## Your goal
What you return must match the entries word for word, minus the pictures.

━━━━━ Data for this exercise

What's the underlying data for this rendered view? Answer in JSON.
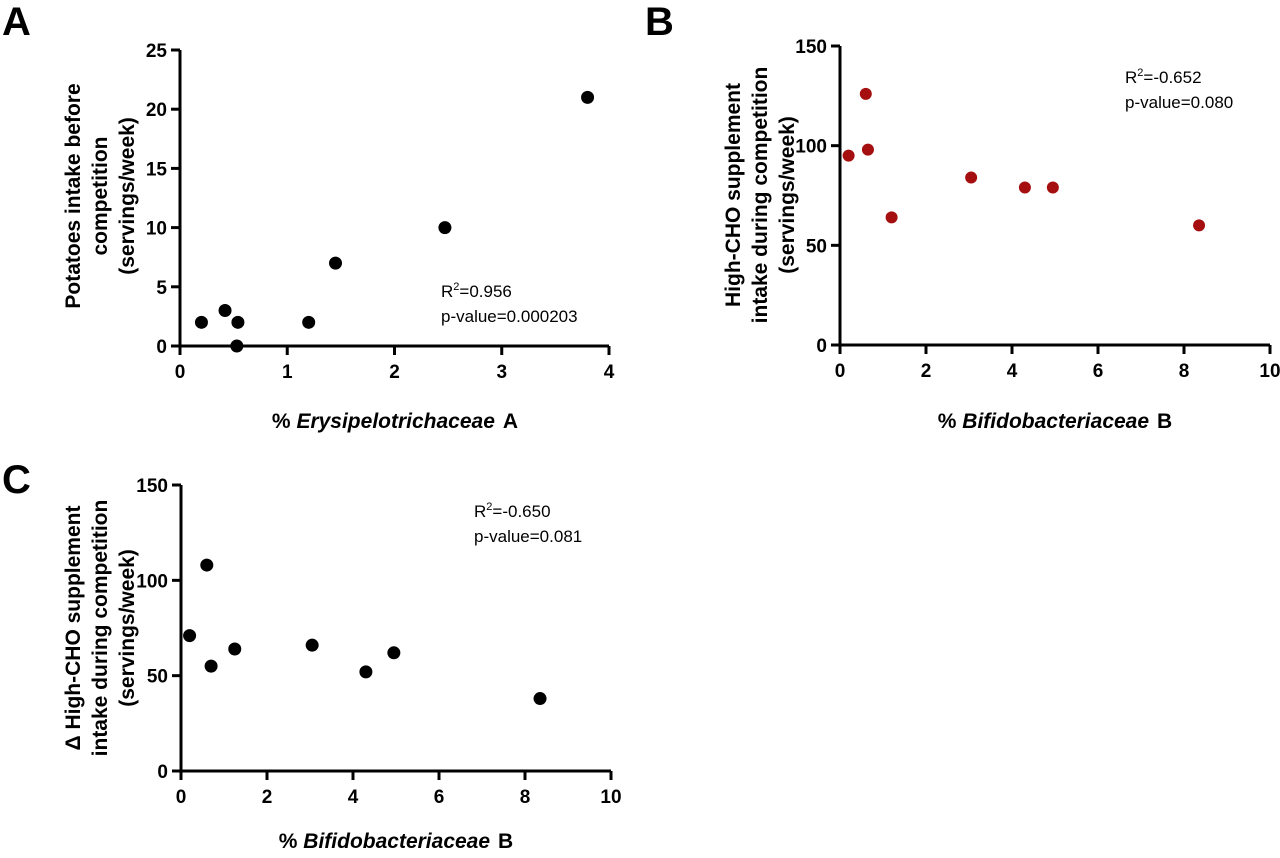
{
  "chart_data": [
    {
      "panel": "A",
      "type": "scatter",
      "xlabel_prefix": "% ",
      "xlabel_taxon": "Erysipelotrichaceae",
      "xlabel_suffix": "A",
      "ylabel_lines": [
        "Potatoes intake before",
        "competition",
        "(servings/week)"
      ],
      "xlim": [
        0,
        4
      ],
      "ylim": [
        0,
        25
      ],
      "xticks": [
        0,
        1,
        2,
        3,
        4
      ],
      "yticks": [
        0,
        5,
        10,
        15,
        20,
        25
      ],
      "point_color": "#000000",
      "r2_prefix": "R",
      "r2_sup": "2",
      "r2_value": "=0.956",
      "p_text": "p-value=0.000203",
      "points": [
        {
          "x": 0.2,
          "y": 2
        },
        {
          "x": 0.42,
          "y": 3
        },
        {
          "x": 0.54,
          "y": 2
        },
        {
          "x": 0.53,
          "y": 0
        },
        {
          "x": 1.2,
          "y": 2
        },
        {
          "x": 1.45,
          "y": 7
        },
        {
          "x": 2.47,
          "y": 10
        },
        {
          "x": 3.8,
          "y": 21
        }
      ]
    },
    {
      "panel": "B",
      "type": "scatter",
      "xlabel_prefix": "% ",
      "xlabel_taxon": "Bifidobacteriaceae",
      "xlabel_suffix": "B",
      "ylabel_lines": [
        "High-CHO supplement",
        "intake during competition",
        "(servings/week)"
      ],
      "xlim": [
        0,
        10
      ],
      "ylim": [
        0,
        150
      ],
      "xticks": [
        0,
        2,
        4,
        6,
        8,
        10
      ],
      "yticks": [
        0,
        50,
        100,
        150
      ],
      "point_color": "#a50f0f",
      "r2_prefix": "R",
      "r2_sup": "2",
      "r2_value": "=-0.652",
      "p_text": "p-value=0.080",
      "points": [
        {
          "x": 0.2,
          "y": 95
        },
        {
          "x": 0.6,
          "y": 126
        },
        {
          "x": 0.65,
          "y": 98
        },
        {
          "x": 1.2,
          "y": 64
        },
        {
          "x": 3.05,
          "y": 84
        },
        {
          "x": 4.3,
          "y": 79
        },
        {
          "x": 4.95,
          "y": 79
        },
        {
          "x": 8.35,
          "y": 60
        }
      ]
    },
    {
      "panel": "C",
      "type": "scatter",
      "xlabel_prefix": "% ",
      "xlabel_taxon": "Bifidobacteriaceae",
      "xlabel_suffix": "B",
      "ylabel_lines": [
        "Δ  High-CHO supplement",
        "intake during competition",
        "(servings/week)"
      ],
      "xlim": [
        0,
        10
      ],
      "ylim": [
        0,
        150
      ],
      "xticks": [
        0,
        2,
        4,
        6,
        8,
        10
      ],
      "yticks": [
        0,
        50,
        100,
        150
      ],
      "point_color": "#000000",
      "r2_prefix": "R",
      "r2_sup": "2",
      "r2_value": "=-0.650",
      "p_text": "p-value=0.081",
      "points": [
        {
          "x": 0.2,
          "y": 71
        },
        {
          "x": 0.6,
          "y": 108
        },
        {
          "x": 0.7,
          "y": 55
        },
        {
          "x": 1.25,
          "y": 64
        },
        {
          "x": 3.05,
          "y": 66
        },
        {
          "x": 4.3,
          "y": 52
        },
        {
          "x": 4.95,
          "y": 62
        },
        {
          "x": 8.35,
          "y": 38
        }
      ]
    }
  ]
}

━━━━━━━━━━

## Task solution
What's the underlying data for this rendered view? Answer in JSON.
{
  "chart_data": [
    {
      "panel": "A",
      "type": "scatter",
      "xlabel_prefix": "% ",
      "xlabel_taxon": "Erysipelotrichaceae",
      "xlabel_suffix": "A",
      "ylabel_lines": [
        "Potatoes intake before",
        "competition",
        "(servings/week)"
      ],
      "xlim": [
        0,
        4
      ],
      "ylim": [
        0,
        25
      ],
      "xticks": [
        0,
        1,
        2,
        3,
        4
      ],
      "yticks": [
        0,
        5,
        10,
        15,
        20,
        25
      ],
      "point_color": "#000000",
      "r2_prefix": "R",
      "r2_sup": "2",
      "r2_value": "=0.956",
      "p_text": "p-value=0.000203",
      "points": [
        {
          "x": 0.2,
          "y": 2
        },
        {
          "x": 0.42,
          "y": 3
        },
        {
          "x": 0.54,
          "y": 2
        },
        {
          "x": 0.53,
          "y": 0
        },
        {
          "x": 1.2,
          "y": 2
        },
        {
          "x": 1.45,
          "y": 7
        },
        {
          "x": 2.47,
          "y": 10
        },
        {
          "x": 3.8,
          "y": 21
        }
      ]
    },
    {
      "panel": "B",
      "type": "scatter",
      "xlabel_prefix": "% ",
      "xlabel_taxon": "Bifidobacteriaceae",
      "xlabel_suffix": "B",
      "ylabel_lines": [
        "High-CHO supplement",
        "intake during competition",
        "(servings/week)"
      ],
      "xlim": [
        0,
        10
      ],
      "ylim": [
        0,
        150
      ],
      "xticks": [
        0,
        2,
        4,
        6,
        8,
        10
      ],
      "yticks": [
        0,
        50,
        100,
        150
      ],
      "point_color": "#a50f0f",
      "r2_prefix": "R",
      "r2_sup": "2",
      "r2_value": "=-0.652",
      "p_text": "p-value=0.080",
      "points": [
        {
          "x": 0.2,
          "y": 95
        },
        {
          "x": 0.6,
          "y": 126
        },
        {
          "x": 0.65,
          "y": 98
        },
        {
          "x": 1.2,
          "y": 64
        },
        {
          "x": 3.05,
          "y": 84
        },
        {
          "x": 4.3,
          "y": 79
        },
        {
          "x": 4.95,
          "y": 79
        },
        {
          "x": 8.35,
          "y": 60
        }
      ]
    },
    {
      "panel": "C",
      "type": "scatter",
      "xlabel_prefix": "% ",
      "xlabel_taxon": "Bifidobacteriaceae",
      "xlabel_suffix": "B",
      "ylabel_lines": [
        "Δ  High-CHO supplement",
        "intake during competition",
        "(servings/week)"
      ],
      "xlim": [
        0,
        10
      ],
      "ylim": [
        0,
        150
      ],
      "xticks": [
        0,
        2,
        4,
        6,
        8,
        10
      ],
      "yticks": [
        0,
        50,
        100,
        150
      ],
      "point_color": "#000000",
      "r2_prefix": "R",
      "r2_sup": "2",
      "r2_value": "=-0.650",
      "p_text": "p-value=0.081",
      "points": [
        {
          "x": 0.2,
          "y": 71
        },
        {
          "x": 0.6,
          "y": 108
        },
        {
          "x": 0.7,
          "y": 55
        },
        {
          "x": 1.25,
          "y": 64
        },
        {
          "x": 3.05,
          "y": 66
        },
        {
          "x": 4.3,
          "y": 52
        },
        {
          "x": 4.95,
          "y": 62
        },
        {
          "x": 8.35,
          "y": 38
        }
      ]
    }
  ]
}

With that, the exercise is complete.